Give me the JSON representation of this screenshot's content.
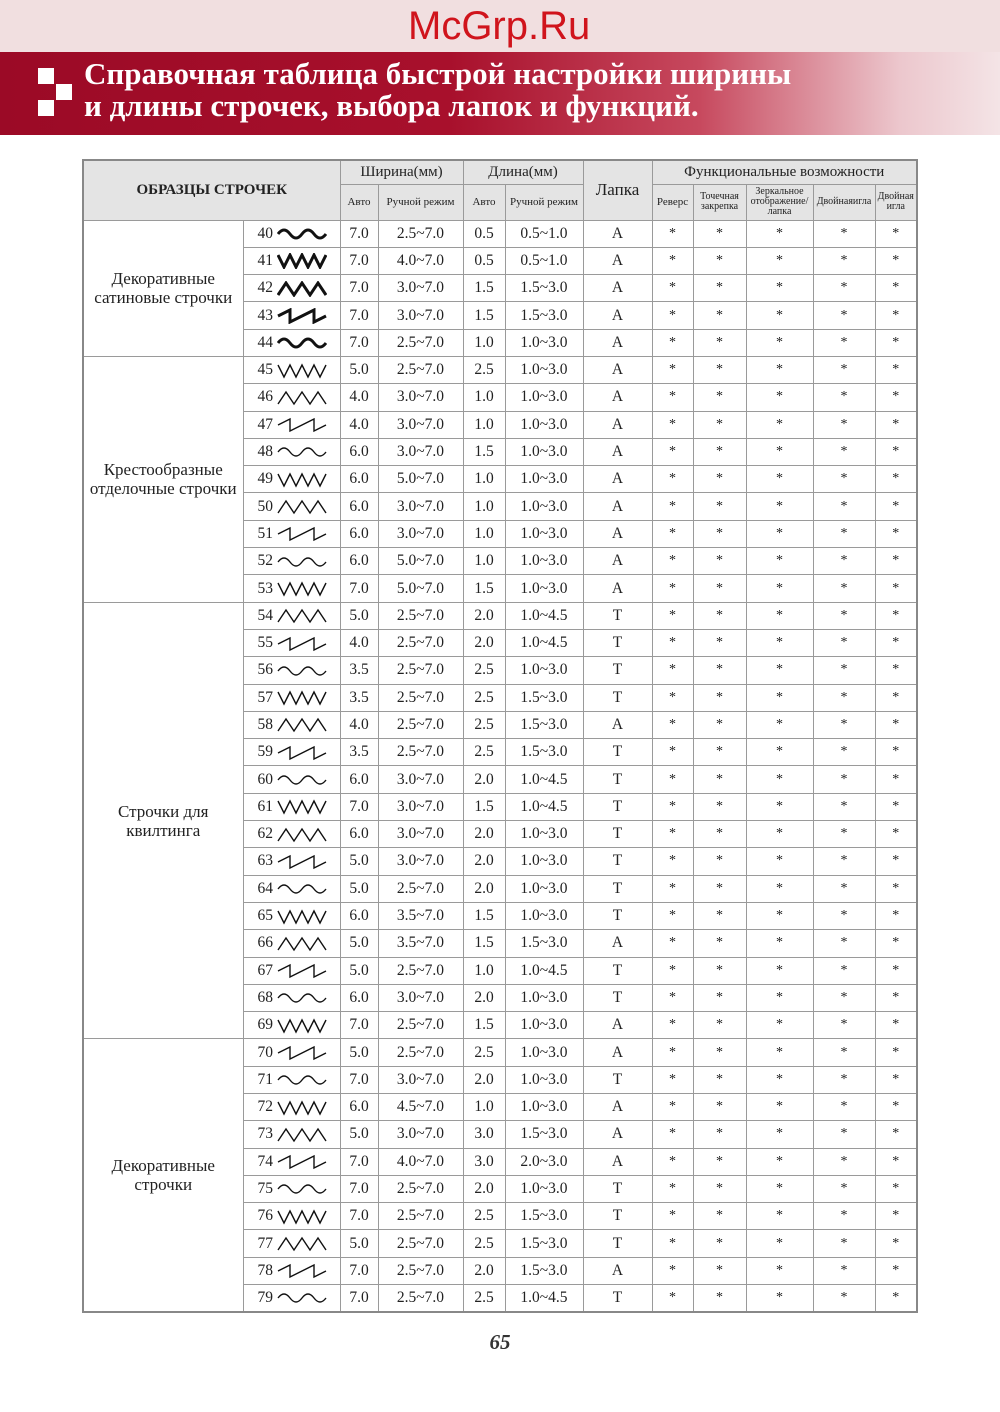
{
  "title": {
    "line1": "Справочная таблица быстрой настройки ширины",
    "line2": "и длины строчек, выбора лапок и функций."
  },
  "header": {
    "patterns": "ОБРАЗЦЫ СТРОЧЕК",
    "width": "Ширина(мм)",
    "length": "Длина(мм)",
    "foot": "Лапка",
    "functions": "Функциональные возможности",
    "auto": "Авто",
    "manual": "Ручной режим",
    "reverse": "Реверс",
    "lock": "Точечная закрепка",
    "mirror": "Зеркальное отображение/ лапка",
    "twin1": "Двойнаяигла",
    "twin2": "Двойная игла"
  },
  "groups": [
    {
      "label": "Декоративные сатиновые строчки",
      "rows": [
        [
          "40",
          "7.0",
          "2.5~7.0",
          "0.5",
          "0.5~1.0",
          "A"
        ],
        [
          "41",
          "7.0",
          "4.0~7.0",
          "0.5",
          "0.5~1.0",
          "A"
        ],
        [
          "42",
          "7.0",
          "3.0~7.0",
          "1.5",
          "1.5~3.0",
          "A"
        ],
        [
          "43",
          "7.0",
          "3.0~7.0",
          "1.5",
          "1.5~3.0",
          "A"
        ],
        [
          "44",
          "7.0",
          "2.5~7.0",
          "1.0",
          "1.0~3.0",
          "A"
        ]
      ]
    },
    {
      "label": "Крестообразные отделочные строчки",
      "rows": [
        [
          "45",
          "5.0",
          "2.5~7.0",
          "2.5",
          "1.0~3.0",
          "A"
        ],
        [
          "46",
          "4.0",
          "3.0~7.0",
          "1.0",
          "1.0~3.0",
          "A"
        ],
        [
          "47",
          "4.0",
          "3.0~7.0",
          "1.0",
          "1.0~3.0",
          "A"
        ],
        [
          "48",
          "6.0",
          "3.0~7.0",
          "1.5",
          "1.0~3.0",
          "A"
        ],
        [
          "49",
          "6.0",
          "5.0~7.0",
          "1.0",
          "1.0~3.0",
          "A"
        ],
        [
          "50",
          "6.0",
          "3.0~7.0",
          "1.0",
          "1.0~3.0",
          "A"
        ],
        [
          "51",
          "6.0",
          "3.0~7.0",
          "1.0",
          "1.0~3.0",
          "A"
        ],
        [
          "52",
          "6.0",
          "5.0~7.0",
          "1.0",
          "1.0~3.0",
          "A"
        ],
        [
          "53",
          "7.0",
          "5.0~7.0",
          "1.5",
          "1.0~3.0",
          "A"
        ]
      ]
    },
    {
      "label": "Строчки для квилтинга",
      "rows": [
        [
          "54",
          "5.0",
          "2.5~7.0",
          "2.0",
          "1.0~4.5",
          "T"
        ],
        [
          "55",
          "4.0",
          "2.5~7.0",
          "2.0",
          "1.0~4.5",
          "T"
        ],
        [
          "56",
          "3.5",
          "2.5~7.0",
          "2.5",
          "1.0~3.0",
          "T"
        ],
        [
          "57",
          "3.5",
          "2.5~7.0",
          "2.5",
          "1.5~3.0",
          "T"
        ],
        [
          "58",
          "4.0",
          "2.5~7.0",
          "2.5",
          "1.5~3.0",
          "A"
        ],
        [
          "59",
          "3.5",
          "2.5~7.0",
          "2.5",
          "1.5~3.0",
          "T"
        ],
        [
          "60",
          "6.0",
          "3.0~7.0",
          "2.0",
          "1.0~4.5",
          "T"
        ],
        [
          "61",
          "7.0",
          "3.0~7.0",
          "1.5",
          "1.0~4.5",
          "T"
        ],
        [
          "62",
          "6.0",
          "3.0~7.0",
          "2.0",
          "1.0~3.0",
          "T"
        ],
        [
          "63",
          "5.0",
          "3.0~7.0",
          "2.0",
          "1.0~3.0",
          "T"
        ],
        [
          "64",
          "5.0",
          "2.5~7.0",
          "2.0",
          "1.0~3.0",
          "T"
        ],
        [
          "65",
          "6.0",
          "3.5~7.0",
          "1.5",
          "1.0~3.0",
          "T"
        ],
        [
          "66",
          "5.0",
          "3.5~7.0",
          "1.5",
          "1.5~3.0",
          "A"
        ],
        [
          "67",
          "5.0",
          "2.5~7.0",
          "1.0",
          "1.0~4.5",
          "T"
        ],
        [
          "68",
          "6.0",
          "3.0~7.0",
          "2.0",
          "1.0~3.0",
          "T"
        ],
        [
          "69",
          "7.0",
          "2.5~7.0",
          "1.5",
          "1.0~3.0",
          "A"
        ]
      ]
    },
    {
      "label": "Декоративные строчки",
      "rows": [
        [
          "70",
          "5.0",
          "2.5~7.0",
          "2.5",
          "1.0~3.0",
          "A"
        ],
        [
          "71",
          "7.0",
          "3.0~7.0",
          "2.0",
          "1.0~3.0",
          "T"
        ],
        [
          "72",
          "6.0",
          "4.5~7.0",
          "1.0",
          "1.0~3.0",
          "A"
        ],
        [
          "73",
          "5.0",
          "3.0~7.0",
          "3.0",
          "1.5~3.0",
          "A"
        ],
        [
          "74",
          "7.0",
          "4.0~7.0",
          "3.0",
          "2.0~3.0",
          "A"
        ],
        [
          "75",
          "7.0",
          "2.5~7.0",
          "2.0",
          "1.0~3.0",
          "T"
        ],
        [
          "76",
          "7.0",
          "2.5~7.0",
          "2.5",
          "1.5~3.0",
          "T"
        ],
        [
          "77",
          "5.0",
          "2.5~7.0",
          "2.5",
          "1.5~3.0",
          "T"
        ],
        [
          "78",
          "7.0",
          "2.5~7.0",
          "2.0",
          "1.5~3.0",
          "A"
        ],
        [
          "79",
          "7.0",
          "2.5~7.0",
          "2.5",
          "1.0~4.5",
          "T"
        ]
      ]
    }
  ],
  "star": "*",
  "watermark": "McGrp.Ru",
  "page_number": "65"
}
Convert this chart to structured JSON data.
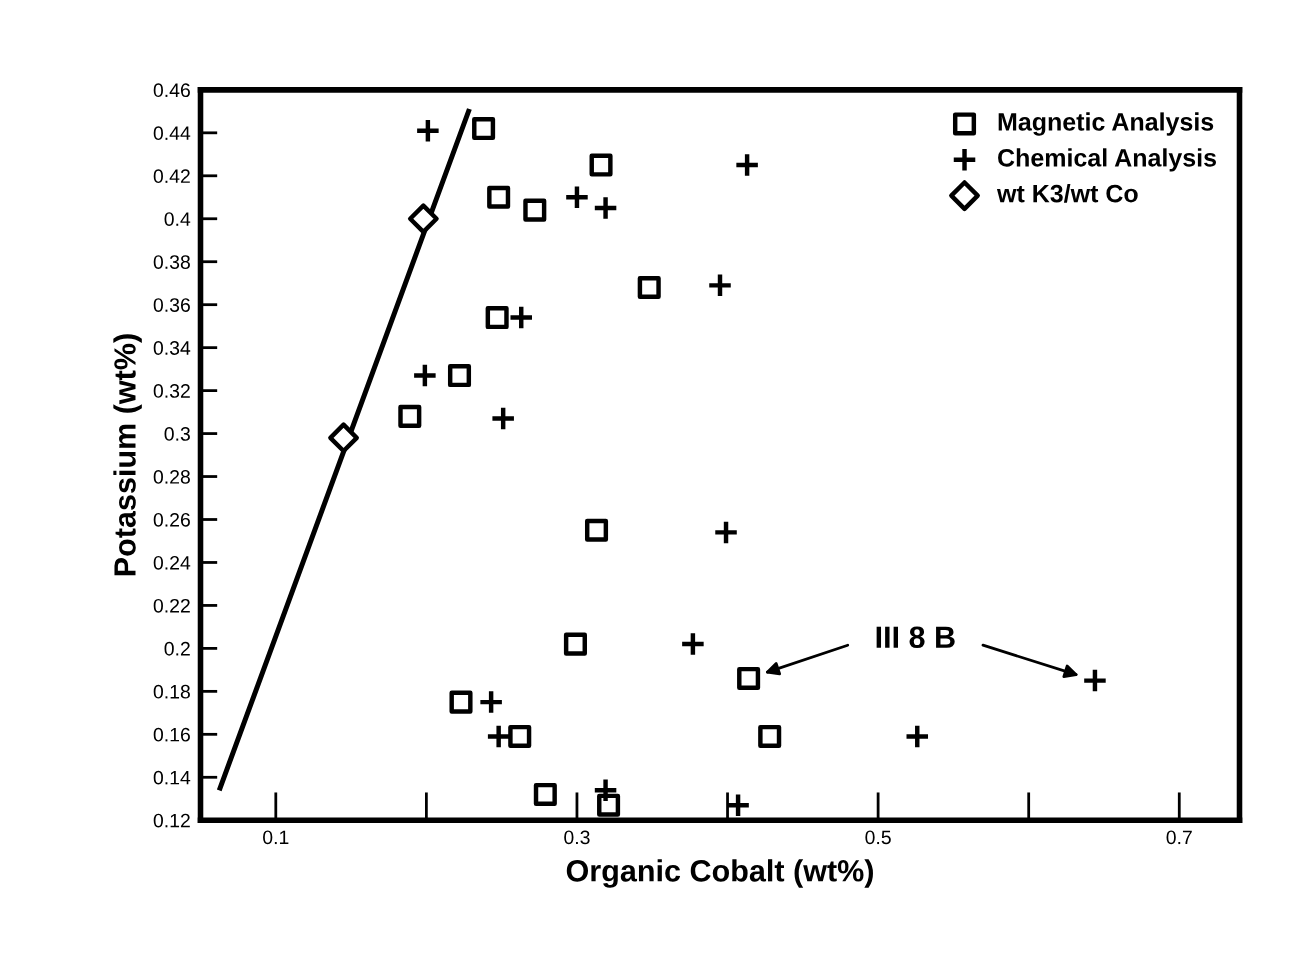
{
  "chart_data": {
    "type": "scatter",
    "xlabel": "Organic Cobalt (wt%)",
    "ylabel": "Potassium (wt%)",
    "xlim": [
      0.05,
      0.74
    ],
    "ylim": [
      0.12,
      0.46
    ],
    "xticks": [
      0.1,
      {
        "value": 0.2,
        "label": null
      },
      0.3,
      {
        "value": 0.4,
        "label": null
      },
      0.5,
      {
        "value": 0.6,
        "label": null
      },
      0.7
    ],
    "yticks": [
      0.12,
      0.14,
      0.16,
      0.18,
      0.2,
      0.22,
      0.24,
      0.26,
      0.28,
      0.3,
      0.32,
      0.34,
      0.36,
      0.38,
      0.4,
      0.42,
      0.44,
      0.46
    ],
    "grid": false,
    "legend": "top right",
    "annotations": [
      "III 8 B"
    ],
    "series": [
      {
        "name": "Magnetic Analysis",
        "marker": "square",
        "color": "#000000",
        "x": [
          0.238,
          0.316,
          0.248,
          0.272,
          0.348,
          0.247,
          0.222,
          0.189,
          0.313,
          0.299,
          0.223,
          0.262,
          0.279,
          0.321,
          0.414,
          0.428
        ],
        "values": [
          0.442,
          0.425,
          0.41,
          0.404,
          0.368,
          0.354,
          0.327,
          0.308,
          0.255,
          0.202,
          0.175,
          0.159,
          0.132,
          0.127,
          0.186,
          0.159
        ]
      },
      {
        "name": "Chemical Analysis",
        "marker": "cross",
        "color": "#000000",
        "x": [
          0.201,
          0.3,
          0.319,
          0.413,
          0.395,
          0.263,
          0.199,
          0.251,
          0.399,
          0.377,
          0.243,
          0.248,
          0.319,
          0.407,
          0.526,
          0.644
        ],
        "values": [
          0.441,
          0.41,
          0.405,
          0.425,
          0.369,
          0.354,
          0.327,
          0.307,
          0.254,
          0.202,
          0.175,
          0.159,
          0.134,
          0.127,
          0.159,
          0.185
        ]
      },
      {
        "name": "wt K3/wt Co",
        "marker": "diamond",
        "color": "#000000",
        "x": [
          0.198,
          0.145
        ],
        "values": [
          0.4,
          0.298
        ]
      },
      {
        "type": "line",
        "marker": "none",
        "line_style": "solid",
        "color": "#000000",
        "x": [
          0.063,
          0.228
        ],
        "values": [
          0.135,
          0.45
        ]
      }
    ]
  }
}
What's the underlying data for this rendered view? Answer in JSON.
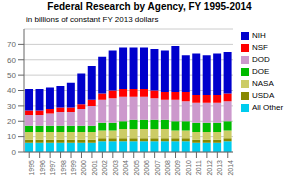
{
  "chart_data": {
    "type": "bar",
    "stacked": true,
    "title": "Federal Research by Agency, FY 1995-2014",
    "subtitle": "in billions of constant FY 2013 dollars",
    "categories": [
      "1995",
      "1996",
      "1997",
      "1998",
      "1999",
      "2000",
      "2001",
      "2002",
      "2003",
      "2004",
      "2005",
      "2006",
      "2007",
      "2008",
      "2009",
      "2010",
      "2011",
      "2012",
      "2013",
      "2014"
    ],
    "series": [
      {
        "name": "All Other",
        "color": "#00ccee",
        "values": [
          6,
          6,
          6,
          6,
          6,
          6,
          6,
          7,
          7,
          7,
          7,
          7,
          7,
          7,
          7,
          7,
          6,
          6,
          6,
          7
        ]
      },
      {
        "name": "USDA",
        "color": "#888800",
        "values": [
          2,
          2,
          2,
          2,
          2,
          2,
          2,
          2,
          2,
          2,
          2,
          2,
          2,
          2,
          2,
          2,
          2,
          2,
          2,
          2
        ]
      },
      {
        "name": "NASA",
        "color": "#cccc66",
        "values": [
          5,
          5,
          5,
          5,
          5,
          5,
          5,
          5,
          5,
          6,
          6,
          6,
          6,
          6,
          5,
          5,
          5,
          5,
          5,
          5
        ]
      },
      {
        "name": "DOE",
        "color": "#00bb00",
        "values": [
          4,
          4,
          4,
          4,
          4,
          4,
          4,
          5,
          5,
          5,
          6,
          6,
          6,
          6,
          6,
          6,
          6,
          6,
          6,
          6
        ]
      },
      {
        "name": "DOD",
        "color": "#cc99cc",
        "values": [
          7,
          7,
          8,
          9,
          9,
          11,
          13,
          15,
          16,
          16,
          15,
          15,
          14,
          13,
          14,
          13,
          13,
          13,
          13,
          13
        ]
      },
      {
        "name": "NSF",
        "color": "#ff0000",
        "values": [
          3,
          3,
          3,
          3,
          3,
          3,
          4,
          4,
          5,
          5,
          5,
          5,
          5,
          5,
          5,
          6,
          5,
          5,
          5,
          5
        ]
      },
      {
        "name": "NIH",
        "color": "#0000cc",
        "values": [
          14,
          14,
          14,
          14,
          16,
          20,
          22,
          24,
          26,
          27,
          27,
          27,
          27,
          27,
          30,
          24,
          27,
          26,
          27,
          27
        ]
      }
    ],
    "ylim": [
      0,
      80
    ],
    "yticks": [
      0,
      10,
      20,
      30,
      40,
      50,
      60,
      70
    ],
    "grid": true,
    "legend": "right"
  }
}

◆ ◆ ◆ ◆ ◆ ◆ ◆

* DO THIS:
Identify each line containing the string "Декоративные" and copy it out.

* SOLUTION FOR THIS PROBLEM:
      "label": "Декоративные сатиновые строчки",
      "label": "Декоративные строчки",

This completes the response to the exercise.